**YOUR TASK**
Identify all lines in the listing that include the word "Level", and copy them out.

**PROVIDED RECORDS**

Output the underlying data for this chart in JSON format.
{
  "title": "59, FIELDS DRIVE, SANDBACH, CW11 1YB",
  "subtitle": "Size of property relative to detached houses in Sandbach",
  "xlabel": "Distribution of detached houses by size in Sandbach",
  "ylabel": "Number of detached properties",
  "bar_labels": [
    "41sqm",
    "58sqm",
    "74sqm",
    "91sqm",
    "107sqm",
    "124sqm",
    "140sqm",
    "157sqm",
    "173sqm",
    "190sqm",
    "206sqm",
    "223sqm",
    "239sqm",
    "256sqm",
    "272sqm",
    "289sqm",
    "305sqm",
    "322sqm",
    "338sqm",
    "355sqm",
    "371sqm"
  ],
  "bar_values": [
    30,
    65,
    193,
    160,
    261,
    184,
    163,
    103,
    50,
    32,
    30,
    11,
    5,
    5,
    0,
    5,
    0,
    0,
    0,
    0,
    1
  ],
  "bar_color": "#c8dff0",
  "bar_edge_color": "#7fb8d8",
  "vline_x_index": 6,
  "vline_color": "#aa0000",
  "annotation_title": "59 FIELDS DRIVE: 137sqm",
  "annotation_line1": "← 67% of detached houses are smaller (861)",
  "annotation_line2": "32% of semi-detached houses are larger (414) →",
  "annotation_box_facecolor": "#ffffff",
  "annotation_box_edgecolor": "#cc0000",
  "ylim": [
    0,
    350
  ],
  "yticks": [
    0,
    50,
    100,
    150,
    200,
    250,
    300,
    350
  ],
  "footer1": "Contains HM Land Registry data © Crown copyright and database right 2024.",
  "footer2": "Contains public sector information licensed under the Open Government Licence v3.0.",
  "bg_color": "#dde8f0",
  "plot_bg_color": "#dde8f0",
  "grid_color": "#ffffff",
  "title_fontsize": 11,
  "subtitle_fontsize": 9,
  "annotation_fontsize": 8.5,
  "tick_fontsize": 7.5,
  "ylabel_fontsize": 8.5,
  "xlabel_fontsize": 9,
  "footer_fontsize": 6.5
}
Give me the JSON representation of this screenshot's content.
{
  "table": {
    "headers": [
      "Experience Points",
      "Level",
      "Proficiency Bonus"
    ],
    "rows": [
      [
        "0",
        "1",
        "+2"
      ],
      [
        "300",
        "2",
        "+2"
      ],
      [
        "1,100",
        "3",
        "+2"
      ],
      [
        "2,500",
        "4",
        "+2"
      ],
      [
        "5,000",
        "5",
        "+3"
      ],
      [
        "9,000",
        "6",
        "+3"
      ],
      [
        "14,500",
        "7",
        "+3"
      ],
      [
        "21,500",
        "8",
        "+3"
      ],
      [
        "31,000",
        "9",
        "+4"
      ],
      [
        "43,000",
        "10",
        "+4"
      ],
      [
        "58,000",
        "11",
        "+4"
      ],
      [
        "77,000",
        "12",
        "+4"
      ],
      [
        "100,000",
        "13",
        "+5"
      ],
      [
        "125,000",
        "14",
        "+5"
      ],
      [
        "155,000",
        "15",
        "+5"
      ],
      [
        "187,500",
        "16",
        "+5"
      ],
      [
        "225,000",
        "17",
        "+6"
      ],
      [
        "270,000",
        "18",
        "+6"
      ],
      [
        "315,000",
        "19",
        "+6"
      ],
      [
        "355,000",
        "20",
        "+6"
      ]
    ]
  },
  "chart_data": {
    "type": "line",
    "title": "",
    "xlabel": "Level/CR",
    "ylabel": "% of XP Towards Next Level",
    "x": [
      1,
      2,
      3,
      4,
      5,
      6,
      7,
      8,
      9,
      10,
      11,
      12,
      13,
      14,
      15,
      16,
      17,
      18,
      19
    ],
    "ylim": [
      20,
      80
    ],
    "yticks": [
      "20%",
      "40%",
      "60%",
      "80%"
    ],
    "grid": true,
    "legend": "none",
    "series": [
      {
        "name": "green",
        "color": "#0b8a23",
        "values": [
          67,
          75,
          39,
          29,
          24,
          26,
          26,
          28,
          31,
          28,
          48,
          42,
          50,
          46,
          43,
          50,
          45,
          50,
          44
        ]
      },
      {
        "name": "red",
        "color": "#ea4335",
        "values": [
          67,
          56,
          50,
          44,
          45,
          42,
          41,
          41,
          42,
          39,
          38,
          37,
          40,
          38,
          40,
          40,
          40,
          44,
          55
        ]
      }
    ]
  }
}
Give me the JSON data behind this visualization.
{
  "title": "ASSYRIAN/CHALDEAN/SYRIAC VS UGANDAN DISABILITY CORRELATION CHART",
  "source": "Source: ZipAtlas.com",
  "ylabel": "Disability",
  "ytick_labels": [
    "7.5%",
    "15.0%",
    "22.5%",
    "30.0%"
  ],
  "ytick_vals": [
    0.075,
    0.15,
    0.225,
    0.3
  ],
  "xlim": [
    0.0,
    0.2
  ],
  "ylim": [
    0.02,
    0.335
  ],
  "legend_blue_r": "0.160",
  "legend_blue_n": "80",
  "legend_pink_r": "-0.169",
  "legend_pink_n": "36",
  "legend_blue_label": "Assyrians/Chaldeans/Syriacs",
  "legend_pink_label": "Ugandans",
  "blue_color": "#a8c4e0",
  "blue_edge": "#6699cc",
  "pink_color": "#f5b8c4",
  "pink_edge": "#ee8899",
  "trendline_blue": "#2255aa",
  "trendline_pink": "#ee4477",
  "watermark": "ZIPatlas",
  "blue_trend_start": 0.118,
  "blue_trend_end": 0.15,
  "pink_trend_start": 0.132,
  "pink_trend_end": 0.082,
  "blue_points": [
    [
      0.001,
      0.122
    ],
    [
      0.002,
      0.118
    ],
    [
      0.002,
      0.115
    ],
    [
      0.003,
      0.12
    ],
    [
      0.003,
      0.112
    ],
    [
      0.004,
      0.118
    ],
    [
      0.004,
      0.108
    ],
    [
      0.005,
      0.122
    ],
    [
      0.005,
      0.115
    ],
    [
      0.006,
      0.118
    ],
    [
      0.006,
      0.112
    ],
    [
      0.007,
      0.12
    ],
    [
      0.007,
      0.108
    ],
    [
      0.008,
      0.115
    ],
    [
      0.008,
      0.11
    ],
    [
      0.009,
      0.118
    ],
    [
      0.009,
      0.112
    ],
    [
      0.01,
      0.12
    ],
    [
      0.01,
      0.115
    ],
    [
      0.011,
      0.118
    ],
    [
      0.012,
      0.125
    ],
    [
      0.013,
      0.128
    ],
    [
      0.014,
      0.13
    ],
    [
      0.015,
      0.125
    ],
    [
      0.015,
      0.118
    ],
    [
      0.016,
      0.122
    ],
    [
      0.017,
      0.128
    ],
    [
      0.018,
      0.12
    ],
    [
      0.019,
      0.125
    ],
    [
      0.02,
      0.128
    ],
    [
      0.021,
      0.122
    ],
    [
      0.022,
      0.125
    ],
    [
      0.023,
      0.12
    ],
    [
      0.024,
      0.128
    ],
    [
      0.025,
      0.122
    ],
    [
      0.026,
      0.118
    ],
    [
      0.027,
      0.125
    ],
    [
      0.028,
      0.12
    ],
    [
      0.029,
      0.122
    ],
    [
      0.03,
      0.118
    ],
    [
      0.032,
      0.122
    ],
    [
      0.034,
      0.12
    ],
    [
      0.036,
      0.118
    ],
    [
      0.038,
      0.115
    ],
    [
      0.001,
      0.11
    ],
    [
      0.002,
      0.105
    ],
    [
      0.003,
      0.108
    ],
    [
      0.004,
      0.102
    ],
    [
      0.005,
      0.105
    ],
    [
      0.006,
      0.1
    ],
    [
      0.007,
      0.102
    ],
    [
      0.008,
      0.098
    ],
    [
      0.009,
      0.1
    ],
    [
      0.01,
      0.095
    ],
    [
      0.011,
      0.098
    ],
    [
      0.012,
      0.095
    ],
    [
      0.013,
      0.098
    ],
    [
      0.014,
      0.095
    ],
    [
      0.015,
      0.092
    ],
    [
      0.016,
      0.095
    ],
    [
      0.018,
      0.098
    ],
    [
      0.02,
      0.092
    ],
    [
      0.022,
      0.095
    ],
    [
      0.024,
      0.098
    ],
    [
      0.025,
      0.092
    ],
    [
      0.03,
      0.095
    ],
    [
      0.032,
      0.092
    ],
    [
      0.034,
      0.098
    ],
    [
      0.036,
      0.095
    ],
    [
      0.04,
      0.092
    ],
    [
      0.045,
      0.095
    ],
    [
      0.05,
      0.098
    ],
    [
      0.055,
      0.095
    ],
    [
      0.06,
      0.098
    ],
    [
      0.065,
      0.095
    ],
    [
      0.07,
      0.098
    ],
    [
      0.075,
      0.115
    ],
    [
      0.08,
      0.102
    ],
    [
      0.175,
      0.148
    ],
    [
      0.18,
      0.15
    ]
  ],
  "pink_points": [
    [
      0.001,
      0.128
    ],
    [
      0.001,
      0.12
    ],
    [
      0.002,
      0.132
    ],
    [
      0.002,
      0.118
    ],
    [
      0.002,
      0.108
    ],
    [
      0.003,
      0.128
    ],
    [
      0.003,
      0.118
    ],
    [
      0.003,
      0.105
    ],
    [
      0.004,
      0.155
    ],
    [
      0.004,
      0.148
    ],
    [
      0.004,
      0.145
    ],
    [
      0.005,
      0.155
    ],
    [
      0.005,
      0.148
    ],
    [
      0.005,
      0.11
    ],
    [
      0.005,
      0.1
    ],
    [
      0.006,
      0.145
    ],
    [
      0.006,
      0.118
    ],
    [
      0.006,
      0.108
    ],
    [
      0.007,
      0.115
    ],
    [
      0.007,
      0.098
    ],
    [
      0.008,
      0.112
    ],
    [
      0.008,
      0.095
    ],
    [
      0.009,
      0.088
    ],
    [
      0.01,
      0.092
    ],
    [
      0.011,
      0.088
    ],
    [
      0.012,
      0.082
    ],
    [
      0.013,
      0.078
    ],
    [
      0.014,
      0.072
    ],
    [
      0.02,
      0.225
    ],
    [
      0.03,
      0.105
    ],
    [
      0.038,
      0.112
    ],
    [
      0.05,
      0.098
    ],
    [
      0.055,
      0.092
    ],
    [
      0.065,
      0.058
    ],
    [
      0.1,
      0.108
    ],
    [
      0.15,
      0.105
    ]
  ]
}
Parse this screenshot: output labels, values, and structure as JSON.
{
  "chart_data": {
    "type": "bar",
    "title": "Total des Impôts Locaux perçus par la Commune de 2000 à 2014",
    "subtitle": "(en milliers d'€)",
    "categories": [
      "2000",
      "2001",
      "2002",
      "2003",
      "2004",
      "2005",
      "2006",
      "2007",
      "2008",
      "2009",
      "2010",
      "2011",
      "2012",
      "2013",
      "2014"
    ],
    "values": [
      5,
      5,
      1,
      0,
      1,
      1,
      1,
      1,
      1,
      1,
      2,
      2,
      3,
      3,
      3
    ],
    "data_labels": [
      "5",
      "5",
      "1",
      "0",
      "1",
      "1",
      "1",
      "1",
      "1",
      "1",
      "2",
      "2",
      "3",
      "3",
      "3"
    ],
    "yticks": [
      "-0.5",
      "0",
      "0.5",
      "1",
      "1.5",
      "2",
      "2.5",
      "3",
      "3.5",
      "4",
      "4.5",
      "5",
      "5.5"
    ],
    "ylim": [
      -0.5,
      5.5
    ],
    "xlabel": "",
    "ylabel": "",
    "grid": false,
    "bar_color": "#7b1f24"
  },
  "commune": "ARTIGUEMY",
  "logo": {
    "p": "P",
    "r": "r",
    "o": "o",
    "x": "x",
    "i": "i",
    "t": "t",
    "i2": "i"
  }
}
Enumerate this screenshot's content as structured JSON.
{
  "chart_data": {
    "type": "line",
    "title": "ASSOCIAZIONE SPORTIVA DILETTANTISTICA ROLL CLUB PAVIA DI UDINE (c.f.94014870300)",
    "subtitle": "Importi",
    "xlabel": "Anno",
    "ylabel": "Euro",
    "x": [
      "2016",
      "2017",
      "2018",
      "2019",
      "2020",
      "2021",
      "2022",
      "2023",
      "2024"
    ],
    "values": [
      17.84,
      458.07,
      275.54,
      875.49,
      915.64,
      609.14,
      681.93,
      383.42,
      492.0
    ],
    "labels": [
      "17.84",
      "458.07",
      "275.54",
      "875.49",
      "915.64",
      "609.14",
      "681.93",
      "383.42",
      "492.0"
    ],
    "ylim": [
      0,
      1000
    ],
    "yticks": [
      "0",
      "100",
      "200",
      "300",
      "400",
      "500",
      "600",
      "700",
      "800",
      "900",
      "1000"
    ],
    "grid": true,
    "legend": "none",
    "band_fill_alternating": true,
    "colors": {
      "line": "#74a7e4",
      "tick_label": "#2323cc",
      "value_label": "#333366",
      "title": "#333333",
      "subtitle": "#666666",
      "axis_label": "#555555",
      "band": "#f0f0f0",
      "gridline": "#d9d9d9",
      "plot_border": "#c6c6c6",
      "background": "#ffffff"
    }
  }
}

**WORKED ANSWER**
      "Level",
    "xlabel": "Level/CR",
    "ylabel": "% of XP Towards Next Level",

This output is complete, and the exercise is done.